### Your objective
Copy out every line of the records below word for word, leaving out the pictures.

### Supplied material
○ ○ ○ ○
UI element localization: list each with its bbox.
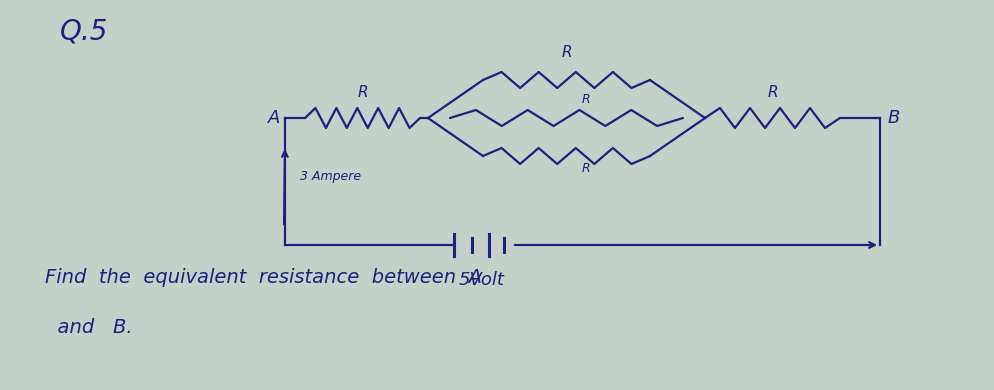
Text: A: A [267,109,280,127]
Text: R: R [357,85,368,100]
Text: 5Volt: 5Volt [459,271,505,289]
Text: R: R [562,45,572,60]
Text: B: B [888,109,901,127]
Text: Q.5: Q.5 [60,18,108,46]
Text: R: R [581,162,590,175]
Text: 3 Ampere: 3 Ampere [300,170,361,183]
Text: R: R [581,93,590,106]
Text: R: R [767,85,778,100]
Text: and   B.: and B. [45,318,132,337]
Text: Find  the  equivalent  resistance  between  A: Find the equivalent resistance between A [45,268,482,287]
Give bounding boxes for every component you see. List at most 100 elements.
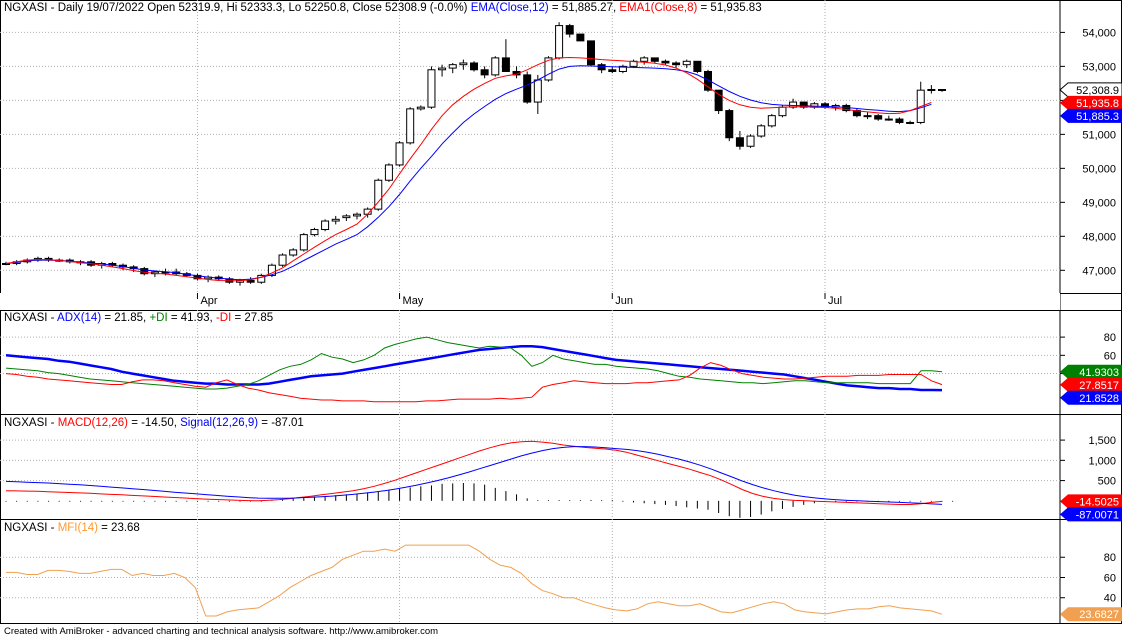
month-label-jul: Jul [828, 295, 842, 307]
adx-label: ADX(14) [57, 312, 102, 324]
candle-up [353, 213, 361, 217]
candle-up [544, 57, 553, 81]
candle-up [310, 229, 319, 236]
candle-down [576, 33, 585, 42]
candle-down [470, 62, 478, 71]
candle-up [555, 25, 564, 59]
candle-up [906, 121, 915, 124]
adx-value: = 21.85, [101, 312, 150, 324]
tag-shape [1060, 607, 1122, 622]
candle-down [714, 89, 723, 112]
candle-down [725, 110, 734, 139]
tag-shape [1060, 377, 1122, 392]
y-tick-label: 51,000 [1082, 129, 1116, 141]
candle-down [565, 25, 574, 35]
candle-up [374, 179, 383, 210]
tag-text: 51,885.3 [1076, 111, 1119, 123]
candle-down [735, 137, 744, 147]
mfi-pane-header: NGXASI - MFI(14) = 23.68 [4, 522, 140, 534]
last-value-tag: 27.8517 [1060, 377, 1122, 392]
signal-12-26-9-line [5, 446, 943, 505]
candle-down [587, 40, 595, 66]
candle-up [746, 135, 755, 147]
tag-shape [1059, 82, 1122, 98]
last-value-tag: 41.9303 [1060, 364, 1122, 379]
pdi-label: +DI [149, 312, 168, 324]
candle-up [384, 164, 393, 181]
y-tick-label: 1,000 [1088, 455, 1116, 467]
price-pane-header: NGXASI - Daily 19/07/2022 Open 52319.9, … [4, 2, 762, 14]
ohlc-summary: - Daily 19/07/2022 Open 52319.9, Hi 5233… [47, 2, 468, 14]
y-tick-label: 60 [1104, 572, 1116, 584]
candle-up [778, 106, 787, 117]
footer-credit: Created with AmiBroker - advanced charti… [4, 626, 439, 637]
candle-up [863, 115, 872, 118]
candle-up [533, 79, 542, 103]
macd-symbol: NGXASI - [4, 417, 58, 429]
tag-text: 52,308.9 [1076, 85, 1119, 97]
macd-pane-header: NGXASI - MACD(12,26) = -14.50, Signal(12… [4, 417, 304, 429]
month-label-may: May [403, 295, 424, 307]
candle-down [672, 62, 681, 66]
adx-pane-header: NGXASI - ADX(14) = 21.85, +DI = 41.93, -… [4, 312, 273, 324]
symbol-label: NGXASI [4, 2, 48, 14]
y-tick-label: 80 [1104, 332, 1116, 344]
y-tick-label: 40 [1104, 593, 1116, 605]
candle-up [767, 115, 776, 127]
tag-shape [1060, 507, 1122, 522]
-diline [5, 362, 943, 403]
adx-symbol: NGXASI - [4, 312, 58, 324]
tag-text: -87.0071 [1076, 509, 1119, 521]
tag-text: 27.8517 [1079, 380, 1119, 392]
y-tick-label: 60 [1104, 350, 1116, 362]
last-value-tag: 51,935.8 [1060, 95, 1122, 110]
axis-labels: AprMayJunJul54,00053,00052,00051,00050,0… [200, 27, 1122, 622]
candle-up [416, 106, 425, 110]
candle-down [480, 69, 489, 76]
candle-down [874, 115, 883, 120]
macd-value: = -14.50, [128, 417, 181, 429]
candle-down [704, 70, 712, 91]
ema12-line [5, 65, 932, 281]
candle-down [938, 88, 946, 91]
last-value-tag: 51,885.3 [1060, 108, 1122, 123]
y-tick-label: 80 [1104, 552, 1116, 564]
y-tick-label: 49,000 [1082, 197, 1116, 209]
candle-down [693, 60, 702, 72]
candle-up [459, 62, 468, 66]
candle-down [597, 64, 606, 71]
candle-up [342, 215, 351, 219]
macd-12-26-line [5, 440, 943, 505]
tag-shape [1060, 95, 1122, 110]
candle-up [267, 264, 276, 276]
mdi-value: = 27.85 [231, 312, 274, 324]
ema12-label: EMA(Close,12) [470, 2, 549, 14]
y-tick-label: 48,000 [1082, 231, 1116, 243]
candle-up [618, 65, 627, 72]
signal-label: Signal(12,26,9) [180, 417, 259, 429]
-diline [5, 336, 943, 390]
tag-text: 23.6827 [1079, 609, 1119, 621]
candle-up [427, 69, 436, 108]
y-tick-label: 1,500 [1088, 435, 1116, 447]
candle-up [321, 220, 330, 231]
tag-shape [1060, 364, 1122, 379]
y-tick-label: 53,000 [1082, 61, 1116, 73]
ema8-value: = 51,935.83 [697, 2, 762, 14]
candle-up [289, 249, 298, 256]
mfi-14-line [6, 544, 943, 617]
last-value-tag: -87.0071 [1060, 507, 1122, 522]
y-tick-label: 500 [1098, 476, 1116, 488]
tag-text: 41.9303 [1079, 367, 1119, 379]
y-tick-label: 50,000 [1082, 163, 1116, 175]
pdi-value: = 41.93, [167, 312, 216, 324]
candle-up [438, 67, 447, 71]
mfi-value: = 23.68 [97, 522, 140, 534]
last-value-tag: 52,308.9 [1059, 82, 1122, 98]
ema12-value: = 51,885.27, [548, 2, 617, 14]
macd-label: MACD(12,26) [57, 417, 128, 429]
date-axis-band [0, 293, 1060, 310]
candle-up [884, 118, 893, 121]
ema8-line [5, 56, 932, 282]
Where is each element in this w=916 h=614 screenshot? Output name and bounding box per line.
○ ○ ○ ○
### Response below
UI element localization: list each with its bbox.
Text: A: A [267,109,280,127]
Text: R: R [357,85,368,100]
Text: 5Volt: 5Volt [459,271,505,289]
Text: R: R [562,45,572,60]
Text: B: B [888,109,901,127]
Text: Q.5: Q.5 [60,18,108,46]
Text: R: R [581,162,590,175]
Text: 3 Ampere: 3 Ampere [300,170,361,183]
Text: R: R [581,93,590,106]
Text: R: R [767,85,778,100]
Text: and   B.: and B. [45,318,132,337]
Text: Find  the  equivalent  resistance  between  A: Find the equivalent resistance between A [45,268,482,287]
Give bounding boxes for every component you see. List at most 100 elements.
month-label-jul: Jul [828, 295, 842, 307]
adx-label: ADX(14) [57, 312, 102, 324]
candle-up [353, 213, 361, 217]
candle-up [544, 57, 553, 81]
candle-up [310, 229, 319, 236]
candle-down [576, 33, 585, 42]
candle-down [470, 62, 478, 71]
candle-up [555, 25, 564, 59]
candle-up [906, 121, 915, 124]
adx-value: = 21.85, [101, 312, 150, 324]
tag-shape [1060, 607, 1122, 622]
candle-down [714, 89, 723, 112]
candle-down [725, 110, 734, 139]
tag-shape [1060, 377, 1122, 392]
y-tick-label: 51,000 [1082, 129, 1116, 141]
candle-down [565, 25, 574, 35]
candle-up [374, 179, 383, 210]
tag-text: 51,885.3 [1076, 111, 1119, 123]
candle-down [735, 137, 744, 147]
mfi-pane-header: NGXASI - MFI(14) = 23.68 [4, 522, 140, 534]
last-value-tag: 27.8517 [1060, 377, 1122, 392]
signal-12-26-9-line [5, 446, 943, 505]
candle-down [587, 40, 595, 66]
candle-up [746, 135, 755, 147]
tag-shape [1059, 82, 1122, 98]
last-value-tag: 41.9303 [1060, 364, 1122, 379]
pdi-label: +DI [149, 312, 168, 324]
candle-up [384, 164, 393, 181]
y-tick-label: 1,000 [1088, 455, 1116, 467]
price-pane-header: NGXASI - Daily 19/07/2022 Open 52319.9, … [4, 2, 762, 14]
ohlc-summary: - Daily 19/07/2022 Open 52319.9, Hi 5233… [47, 2, 468, 14]
y-tick-label: 60 [1104, 572, 1116, 584]
candle-up [778, 106, 787, 117]
footer-credit: Created with AmiBroker - advanced charti… [4, 626, 439, 637]
candle-up [863, 115, 872, 118]
candle-up [533, 79, 542, 103]
macd-symbol: NGXASI - [4, 417, 58, 429]
tag-text: 52,308.9 [1076, 85, 1119, 97]
macd-pane-header: NGXASI - MACD(12,26) = -14.50, Signal(12… [4, 417, 304, 429]
month-label-may: May [403, 295, 424, 307]
candle-down [672, 62, 681, 66]
adx-pane-header: NGXASI - ADX(14) = 21.85, +DI = 41.93, -… [4, 312, 273, 324]
symbol-label: NGXASI [4, 2, 48, 14]
y-tick-label: 80 [1104, 332, 1116, 344]
y-tick-label: 40 [1104, 593, 1116, 605]
candle-up [767, 115, 776, 127]
tag-shape [1060, 507, 1122, 522]
-diline [5, 362, 943, 403]
adx-symbol: NGXASI - [4, 312, 58, 324]
tag-text: -87.0071 [1076, 509, 1119, 521]
tag-text: 27.8517 [1079, 380, 1119, 392]
y-tick-label: 60 [1104, 350, 1116, 362]
last-value-tag: 51,935.8 [1060, 95, 1122, 110]
axis-labels: AprMayJunJul54,00053,00052,00051,00050,0… [200, 27, 1122, 622]
candle-up [416, 106, 425, 110]
candle-down [480, 69, 489, 76]
candle-down [874, 115, 883, 120]
macd-value: = -14.50, [128, 417, 181, 429]
candle-down [704, 70, 712, 91]
ema12-line [5, 65, 932, 281]
candle-down [938, 88, 946, 91]
last-value-tag: 51,885.3 [1060, 108, 1122, 123]
y-tick-label: 80 [1104, 552, 1116, 564]
y-tick-label: 49,000 [1082, 197, 1116, 209]
candle-down [693, 60, 702, 72]
candle-up [459, 62, 468, 66]
candle-down [597, 64, 606, 71]
candle-up [342, 215, 351, 219]
macd-12-26-line [5, 440, 943, 505]
tag-shape [1060, 95, 1122, 110]
candle-up [267, 264, 276, 276]
mdi-value: = 27.85 [231, 312, 274, 324]
ema12-label: EMA(Close,12) [470, 2, 549, 14]
y-tick-label: 48,000 [1082, 231, 1116, 243]
candle-up [618, 65, 627, 72]
signal-label: Signal(12,26,9) [180, 417, 259, 429]
-diline [5, 336, 943, 390]
tag-text: 23.6827 [1079, 609, 1119, 621]
candle-up [427, 69, 436, 108]
y-tick-label: 1,500 [1088, 435, 1116, 447]
candle-up [321, 220, 330, 231]
tag-shape [1060, 364, 1122, 379]
y-tick-label: 53,000 [1082, 61, 1116, 73]
ema8-value: = 51,935.83 [697, 2, 762, 14]
candle-up [289, 249, 298, 256]
mfi-14-line [6, 544, 943, 617]
last-value-tag: -87.0071 [1060, 507, 1122, 522]
y-tick-label: 500 [1098, 476, 1116, 488]
tag-text: 41.9303 [1079, 367, 1119, 379]
y-tick-label: 50,000 [1082, 163, 1116, 175]
pdi-value: = 41.93, [167, 312, 216, 324]
candle-up [438, 67, 447, 71]
mfi-value: = 23.68 [97, 522, 140, 534]
last-value-tag: 52,308.9 [1059, 82, 1122, 98]
ema12-value: = 51,885.27, [548, 2, 617, 14]
macd-label: MACD(12,26) [57, 417, 128, 429]
date-axis-band [0, 293, 1060, 310]
candle-up [884, 118, 893, 121]
ema8-line [5, 56, 932, 282]
Where is each element in this w=916 h=614 screenshot? Output name and bounding box per line.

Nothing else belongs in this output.